GIVEN PROBLEM:
Write out the records below once more, exactly as they stand.

## BEGIN

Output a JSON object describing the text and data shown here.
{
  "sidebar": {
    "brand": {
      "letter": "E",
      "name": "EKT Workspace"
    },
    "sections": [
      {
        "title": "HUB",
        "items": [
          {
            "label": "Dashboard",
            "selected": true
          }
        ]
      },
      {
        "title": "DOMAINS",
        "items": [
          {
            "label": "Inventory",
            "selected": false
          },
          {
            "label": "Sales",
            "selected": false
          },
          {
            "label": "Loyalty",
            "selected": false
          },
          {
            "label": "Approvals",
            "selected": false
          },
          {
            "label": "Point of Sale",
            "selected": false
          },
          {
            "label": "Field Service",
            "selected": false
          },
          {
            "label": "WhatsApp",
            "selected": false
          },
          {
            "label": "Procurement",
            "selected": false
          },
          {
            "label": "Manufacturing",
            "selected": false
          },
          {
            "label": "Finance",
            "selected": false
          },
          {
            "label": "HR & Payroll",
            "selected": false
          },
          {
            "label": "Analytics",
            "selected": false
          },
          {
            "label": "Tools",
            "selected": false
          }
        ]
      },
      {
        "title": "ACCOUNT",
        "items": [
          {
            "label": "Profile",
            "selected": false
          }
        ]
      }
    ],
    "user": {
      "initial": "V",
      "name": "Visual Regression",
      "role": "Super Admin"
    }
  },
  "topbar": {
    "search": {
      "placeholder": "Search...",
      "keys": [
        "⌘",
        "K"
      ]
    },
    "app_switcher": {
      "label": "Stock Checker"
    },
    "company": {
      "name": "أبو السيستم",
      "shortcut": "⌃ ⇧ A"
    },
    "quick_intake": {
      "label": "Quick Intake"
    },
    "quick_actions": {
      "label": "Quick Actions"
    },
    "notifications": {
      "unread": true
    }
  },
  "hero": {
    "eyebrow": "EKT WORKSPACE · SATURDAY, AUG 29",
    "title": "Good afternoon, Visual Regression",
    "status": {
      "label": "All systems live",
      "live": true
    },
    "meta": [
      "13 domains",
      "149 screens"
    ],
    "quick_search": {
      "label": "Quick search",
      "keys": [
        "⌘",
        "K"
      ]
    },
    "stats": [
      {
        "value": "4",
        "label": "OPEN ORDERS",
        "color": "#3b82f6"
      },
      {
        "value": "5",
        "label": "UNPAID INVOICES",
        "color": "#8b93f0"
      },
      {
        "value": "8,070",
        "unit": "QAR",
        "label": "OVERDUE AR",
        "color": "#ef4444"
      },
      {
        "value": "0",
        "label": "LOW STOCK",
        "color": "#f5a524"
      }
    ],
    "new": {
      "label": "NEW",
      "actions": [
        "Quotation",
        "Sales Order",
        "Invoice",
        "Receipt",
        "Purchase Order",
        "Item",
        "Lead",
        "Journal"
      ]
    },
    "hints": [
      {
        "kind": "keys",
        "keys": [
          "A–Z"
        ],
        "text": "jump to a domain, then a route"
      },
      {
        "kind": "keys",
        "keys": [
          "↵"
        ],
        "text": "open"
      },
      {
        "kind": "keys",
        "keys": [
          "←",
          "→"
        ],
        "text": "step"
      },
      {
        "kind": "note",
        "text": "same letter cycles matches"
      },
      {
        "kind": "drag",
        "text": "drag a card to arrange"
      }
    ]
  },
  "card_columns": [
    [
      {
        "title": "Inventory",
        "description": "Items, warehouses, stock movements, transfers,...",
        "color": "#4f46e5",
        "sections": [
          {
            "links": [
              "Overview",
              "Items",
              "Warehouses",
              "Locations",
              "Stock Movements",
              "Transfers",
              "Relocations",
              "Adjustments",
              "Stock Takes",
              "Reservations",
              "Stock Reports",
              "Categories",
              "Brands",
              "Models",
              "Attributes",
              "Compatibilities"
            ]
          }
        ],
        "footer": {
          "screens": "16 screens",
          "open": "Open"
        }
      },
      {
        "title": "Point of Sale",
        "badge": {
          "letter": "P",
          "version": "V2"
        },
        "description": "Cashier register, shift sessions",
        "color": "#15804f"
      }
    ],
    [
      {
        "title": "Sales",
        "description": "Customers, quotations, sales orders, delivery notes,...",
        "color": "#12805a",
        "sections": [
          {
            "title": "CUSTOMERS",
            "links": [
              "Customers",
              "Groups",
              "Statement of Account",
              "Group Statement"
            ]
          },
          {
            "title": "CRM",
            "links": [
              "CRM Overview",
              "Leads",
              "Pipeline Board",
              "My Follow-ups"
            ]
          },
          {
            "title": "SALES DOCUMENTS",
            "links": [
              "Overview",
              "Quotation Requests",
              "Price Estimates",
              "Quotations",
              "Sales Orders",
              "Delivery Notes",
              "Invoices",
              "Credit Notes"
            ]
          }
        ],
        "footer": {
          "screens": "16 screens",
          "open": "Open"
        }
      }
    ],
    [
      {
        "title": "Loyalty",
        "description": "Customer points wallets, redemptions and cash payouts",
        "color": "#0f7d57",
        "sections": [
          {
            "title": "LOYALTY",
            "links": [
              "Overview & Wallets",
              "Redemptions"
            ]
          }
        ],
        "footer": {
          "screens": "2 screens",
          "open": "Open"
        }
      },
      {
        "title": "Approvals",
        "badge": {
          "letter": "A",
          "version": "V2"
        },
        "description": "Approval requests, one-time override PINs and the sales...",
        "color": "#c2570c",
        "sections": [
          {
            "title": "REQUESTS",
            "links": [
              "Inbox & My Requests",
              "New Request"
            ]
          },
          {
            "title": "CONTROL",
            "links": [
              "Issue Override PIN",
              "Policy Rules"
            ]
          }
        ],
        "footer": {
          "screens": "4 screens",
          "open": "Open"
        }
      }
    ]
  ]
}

## END

ANSWER TO THIS PROBLEM:
Output a JSON object describing the text and data shown here.
{
  "sidebar": {
    "brand": {
      "letter": "E",
      "name": "EKT Workspace"
    },
    "sections": [
      {
        "title": "HUB",
        "items": [
          {
            "label": "Dashboard",
            "selected": true
          }
        ]
      },
      {
        "title": "DOMAINS",
        "items": [
          {
            "label": "Inventory",
            "selected": false
          },
          {
            "label": "Sales",
            "selected": false
          },
          {
            "label": "Loyalty",
            "selected": false
          },
          {
            "label": "Approvals",
            "selected": false
          },
          {
            "label": "Point of Sale",
            "selected": false
          },
          {
            "label": "Field Service",
            "selected": false
          },
          {
            "label": "WhatsApp",
            "selected": false
          },
          {
            "label": "Procurement",
            "selected": false
          },
          {
            "label": "Manufacturing",
            "selected": false
          },
          {
            "label": "Finance",
            "selected": false
          },
          {
            "label": "HR & Payroll",
            "selected": false
          },
          {
            "label": "Analytics",
            "selected": false
          },
          {
            "label": "Tools",
            "selected": false
          }
        ]
      },
      {
        "title": "ACCOUNT",
        "items": [
          {
            "label": "Profile",
            "selected": false
          }
        ]
      }
    ],
    "user": {
      "initial": "V",
      "name": "Visual Regression",
      "role": "Super Admin"
    }
  },
  "topbar": {
    "search": {
      "placeholder": "Search...",
      "keys": [
        "⌘",
        "K"
      ]
    },
    "app_switcher": {
      "label": "Stock Checker"
    },
    "company": {
      "name": "أبو السيستم",
      "shortcut": "⌃ ⇧ A"
    },
    "quick_intake": {
      "label": "Quick Intake"
    },
    "quick_actions": {
      "label": "Quick Actions"
    },
    "notifications": {
      "unread": true
    }
  },
  "hero": {
    "eyebrow": "EKT WORKSPACE · SATURDAY, AUG 29",
    "title": "Good afternoon, Visual Regression",
    "status": {
      "label": "All systems live",
      "live": true
    },
    "meta": [
      "13 domains",
      "149 screens"
    ],
    "quick_search": {
      "label": "Quick search",
      "keys": [
        "⌘",
        "K"
      ]
    },
    "stats": [
      {
        "value": "4",
        "label": "OPEN ORDERS",
        "color": "#3b82f6"
      },
      {
        "value": "5",
        "label": "UNPAID INVOICES",
        "color": "#8b93f0"
      },
      {
        "value": "8,070",
        "unit": "QAR",
        "label": "OVERDUE AR",
        "color": "#ef4444"
      },
      {
        "value": "0",
        "label": "LOW STOCK",
        "color": "#f5a524"
      }
    ],
    "new": {
      "label": "NEW",
      "actions": [
        "Quotation",
        "Sales Order",
        "Invoice",
        "Receipt",
        "Purchase Order",
        "Item",
        "Lead",
        "Journal"
      ]
    },
    "hints": [
      {
        "kind": "keys",
        "keys": [
          "A–Z"
        ],
        "text": "jump to a domain, then a route"
      },
      {
        "kind": "keys",
        "keys": [
          "↵"
        ],
        "text": "open"
      },
      {
        "kind": "keys",
        "keys": [
          "←",
          "→"
        ],
        "text": "step"
      },
      {
        "kind": "note",
        "text": "same letter cycles matches"
      },
      {
        "kind": "drag",
        "text": "drag a card to arrange"
      }
    ]
  },
  "card_columns": [
    [
      {
        "title": "Inventory",
        "description": "Items, warehouses, stock movements, transfers,...",
        "color": "#4f46e5",
        "sections": [
          {
            "links": [
              "Overview",
              "Items",
              "Warehouses",
              "Locations",
              "Stock Movements",
              "Transfers",
              "Relocations",
              "Adjustments",
              "Stock Takes",
              "Reservations",
              "Stock Reports",
              "Categories",
              "Brands",
              "Models",
              "Attributes",
              "Compatibilities"
            ]
          }
        ],
        "footer": {
          "screens": "16 screens",
          "open": "Open"
        }
      },
      {
        "title": "Point of Sale",
        "badge": {
          "letter": "P",
          "version": "V2"
        },
        "description": "Cashier register, shift sessions",
        "color": "#15804f"
      }
    ],
    [
      {
        "title": "Sales",
        "description": "Customers, quotations, sales orders, delivery notes,...",
        "color": "#12805a",
        "sections": [
          {
            "title": "CUSTOMERS",
            "links": [
              "Customers",
              "Groups",
              "Statement of Account",
              "Group Statement"
            ]
          },
          {
            "title": "CRM",
            "links": [
              "CRM Overview",
              "Leads",
              "Pipeline Board",
              "My Follow-ups"
            ]
          },
          {
            "title": "SALES DOCUMENTS",
            "links": [
              "Overview",
              "Quotation Requests",
              "Price Estimates",
              "Quotations",
              "Sales Orders",
              "Delivery Notes",
              "Invoices",
              "Credit Notes"
            ]
          }
        ],
        "footer": {
          "screens": "16 screens",
          "open": "Open"
        }
      }
    ],
    [
      {
        "title": "Loyalty",
        "description": "Customer points wallets, redemptions and cash payouts",
        "color": "#0f7d57",
        "sections": [
          {
            "title": "LOYALTY",
            "links": [
              "Overview & Wallets",
              "Redemptions"
            ]
          }
        ],
        "footer": {
          "screens": "2 screens",
          "open": "Open"
        }
      },
      {
        "title": "Approvals",
        "badge": {
          "letter": "A",
          "version": "V2"
        },
        "description": "Approval requests, one-time override PINs and the sales...",
        "color": "#c2570c",
        "sections": [
          {
            "title": "REQUESTS",
            "links": [
              "Inbox & My Requests",
              "New Request"
            ]
          },
          {
            "title": "CONTROL",
            "links": [
              "Issue Override PIN",
              "Policy Rules"
            ]
          }
        ],
        "footer": {
          "screens": "4 screens",
          "open": "Open"
        }
      }
    ]
  ]
}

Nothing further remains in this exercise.